**Material to process**:
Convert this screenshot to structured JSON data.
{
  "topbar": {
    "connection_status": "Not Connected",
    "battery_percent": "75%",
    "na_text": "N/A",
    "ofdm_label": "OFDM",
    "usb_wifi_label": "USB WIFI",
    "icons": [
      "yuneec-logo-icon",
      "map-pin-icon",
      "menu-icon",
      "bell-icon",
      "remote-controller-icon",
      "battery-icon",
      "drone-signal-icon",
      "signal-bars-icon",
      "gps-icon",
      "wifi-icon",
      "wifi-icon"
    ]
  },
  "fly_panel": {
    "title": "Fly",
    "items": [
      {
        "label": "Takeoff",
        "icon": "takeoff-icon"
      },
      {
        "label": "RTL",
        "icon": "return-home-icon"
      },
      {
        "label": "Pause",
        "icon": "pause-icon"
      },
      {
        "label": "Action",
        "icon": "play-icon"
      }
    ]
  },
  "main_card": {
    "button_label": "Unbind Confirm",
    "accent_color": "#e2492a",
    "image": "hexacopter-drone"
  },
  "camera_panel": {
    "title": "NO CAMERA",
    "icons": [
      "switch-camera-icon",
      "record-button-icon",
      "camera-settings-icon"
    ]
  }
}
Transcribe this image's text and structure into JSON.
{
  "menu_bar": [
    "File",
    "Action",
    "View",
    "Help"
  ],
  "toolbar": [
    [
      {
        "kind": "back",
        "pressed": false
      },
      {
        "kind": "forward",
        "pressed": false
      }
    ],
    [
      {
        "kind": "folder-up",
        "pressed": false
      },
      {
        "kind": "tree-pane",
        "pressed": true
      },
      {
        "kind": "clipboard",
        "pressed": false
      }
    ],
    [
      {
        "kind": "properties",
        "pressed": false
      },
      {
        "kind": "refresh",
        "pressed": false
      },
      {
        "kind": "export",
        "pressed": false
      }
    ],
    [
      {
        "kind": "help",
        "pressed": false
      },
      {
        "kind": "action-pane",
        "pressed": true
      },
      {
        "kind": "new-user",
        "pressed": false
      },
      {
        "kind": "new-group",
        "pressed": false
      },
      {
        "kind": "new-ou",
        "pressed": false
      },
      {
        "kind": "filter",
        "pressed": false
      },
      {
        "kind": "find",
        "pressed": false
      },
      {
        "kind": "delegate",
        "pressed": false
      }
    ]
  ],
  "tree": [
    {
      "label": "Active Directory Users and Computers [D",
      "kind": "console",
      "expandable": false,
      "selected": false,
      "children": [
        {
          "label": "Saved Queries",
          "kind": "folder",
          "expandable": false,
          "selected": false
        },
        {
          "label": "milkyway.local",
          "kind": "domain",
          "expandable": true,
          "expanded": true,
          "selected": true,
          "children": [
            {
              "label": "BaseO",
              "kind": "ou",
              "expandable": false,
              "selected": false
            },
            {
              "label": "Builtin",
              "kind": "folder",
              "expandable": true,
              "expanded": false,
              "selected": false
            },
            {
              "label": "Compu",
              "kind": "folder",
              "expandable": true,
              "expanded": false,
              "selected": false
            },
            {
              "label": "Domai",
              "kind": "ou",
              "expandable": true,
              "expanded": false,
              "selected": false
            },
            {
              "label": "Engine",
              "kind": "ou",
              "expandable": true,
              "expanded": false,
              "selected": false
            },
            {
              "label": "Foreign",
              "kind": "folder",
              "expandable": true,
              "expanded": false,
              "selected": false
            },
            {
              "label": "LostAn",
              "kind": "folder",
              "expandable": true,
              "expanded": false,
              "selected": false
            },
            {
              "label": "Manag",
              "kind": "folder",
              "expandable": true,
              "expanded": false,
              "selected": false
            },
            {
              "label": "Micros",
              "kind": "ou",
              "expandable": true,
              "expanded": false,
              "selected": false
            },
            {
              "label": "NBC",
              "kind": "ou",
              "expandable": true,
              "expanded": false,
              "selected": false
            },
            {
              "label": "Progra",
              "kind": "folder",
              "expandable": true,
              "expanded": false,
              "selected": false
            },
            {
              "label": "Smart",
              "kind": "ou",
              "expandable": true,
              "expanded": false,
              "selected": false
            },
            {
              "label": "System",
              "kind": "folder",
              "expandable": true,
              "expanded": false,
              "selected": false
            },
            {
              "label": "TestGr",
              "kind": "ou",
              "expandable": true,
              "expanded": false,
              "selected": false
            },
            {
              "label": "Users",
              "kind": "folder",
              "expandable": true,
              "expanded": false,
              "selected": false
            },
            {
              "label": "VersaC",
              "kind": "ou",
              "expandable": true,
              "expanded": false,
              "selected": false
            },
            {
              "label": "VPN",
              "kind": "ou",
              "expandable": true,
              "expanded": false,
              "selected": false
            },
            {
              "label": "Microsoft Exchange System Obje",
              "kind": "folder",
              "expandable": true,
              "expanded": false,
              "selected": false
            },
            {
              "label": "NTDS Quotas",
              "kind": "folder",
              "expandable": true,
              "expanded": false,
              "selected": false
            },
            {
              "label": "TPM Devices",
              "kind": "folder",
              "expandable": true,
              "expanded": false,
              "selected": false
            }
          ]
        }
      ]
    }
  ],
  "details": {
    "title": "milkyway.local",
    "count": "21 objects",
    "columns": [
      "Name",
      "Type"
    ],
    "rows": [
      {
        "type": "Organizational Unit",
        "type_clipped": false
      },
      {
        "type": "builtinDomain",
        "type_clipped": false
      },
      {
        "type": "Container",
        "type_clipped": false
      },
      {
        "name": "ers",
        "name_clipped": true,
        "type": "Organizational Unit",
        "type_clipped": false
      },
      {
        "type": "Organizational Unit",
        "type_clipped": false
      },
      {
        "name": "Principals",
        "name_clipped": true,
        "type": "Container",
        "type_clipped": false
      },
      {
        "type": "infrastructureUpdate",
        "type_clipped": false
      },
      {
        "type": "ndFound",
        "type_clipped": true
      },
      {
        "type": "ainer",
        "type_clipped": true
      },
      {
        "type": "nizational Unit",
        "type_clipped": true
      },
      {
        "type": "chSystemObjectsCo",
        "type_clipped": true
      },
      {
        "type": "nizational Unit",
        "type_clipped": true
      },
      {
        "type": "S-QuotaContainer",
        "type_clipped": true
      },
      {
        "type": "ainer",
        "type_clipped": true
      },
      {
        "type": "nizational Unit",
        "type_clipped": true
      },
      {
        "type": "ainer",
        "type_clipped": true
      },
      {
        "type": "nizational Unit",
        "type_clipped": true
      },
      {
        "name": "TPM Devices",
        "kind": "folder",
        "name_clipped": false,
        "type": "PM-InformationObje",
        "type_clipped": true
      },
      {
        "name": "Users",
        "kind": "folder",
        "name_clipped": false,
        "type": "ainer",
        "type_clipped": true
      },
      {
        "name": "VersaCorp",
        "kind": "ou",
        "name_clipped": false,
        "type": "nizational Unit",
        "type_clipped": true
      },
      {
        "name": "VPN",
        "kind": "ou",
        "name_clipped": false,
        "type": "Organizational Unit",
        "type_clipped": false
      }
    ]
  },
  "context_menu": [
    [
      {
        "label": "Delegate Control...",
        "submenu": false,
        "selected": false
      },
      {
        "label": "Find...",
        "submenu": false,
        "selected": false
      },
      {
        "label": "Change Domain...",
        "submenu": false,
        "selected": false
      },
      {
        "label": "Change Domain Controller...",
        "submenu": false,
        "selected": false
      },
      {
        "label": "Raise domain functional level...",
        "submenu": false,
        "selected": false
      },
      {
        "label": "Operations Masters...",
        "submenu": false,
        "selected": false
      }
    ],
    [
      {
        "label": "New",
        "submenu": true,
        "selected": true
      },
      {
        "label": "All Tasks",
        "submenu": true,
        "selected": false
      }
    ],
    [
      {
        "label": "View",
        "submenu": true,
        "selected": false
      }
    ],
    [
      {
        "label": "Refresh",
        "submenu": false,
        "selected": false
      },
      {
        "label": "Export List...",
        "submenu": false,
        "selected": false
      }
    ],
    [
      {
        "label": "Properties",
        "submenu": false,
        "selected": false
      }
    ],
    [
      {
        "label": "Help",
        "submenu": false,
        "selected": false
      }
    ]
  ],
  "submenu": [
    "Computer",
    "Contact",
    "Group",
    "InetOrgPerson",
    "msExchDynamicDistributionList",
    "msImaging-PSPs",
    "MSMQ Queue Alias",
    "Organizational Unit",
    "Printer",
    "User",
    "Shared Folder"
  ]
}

**Your goal**: Select every line of the records holding the string "Users".

**Output for this exercise**:
      "label": "Active Directory Users and Computers [D",
              "label": "Users",
        "name": "Users",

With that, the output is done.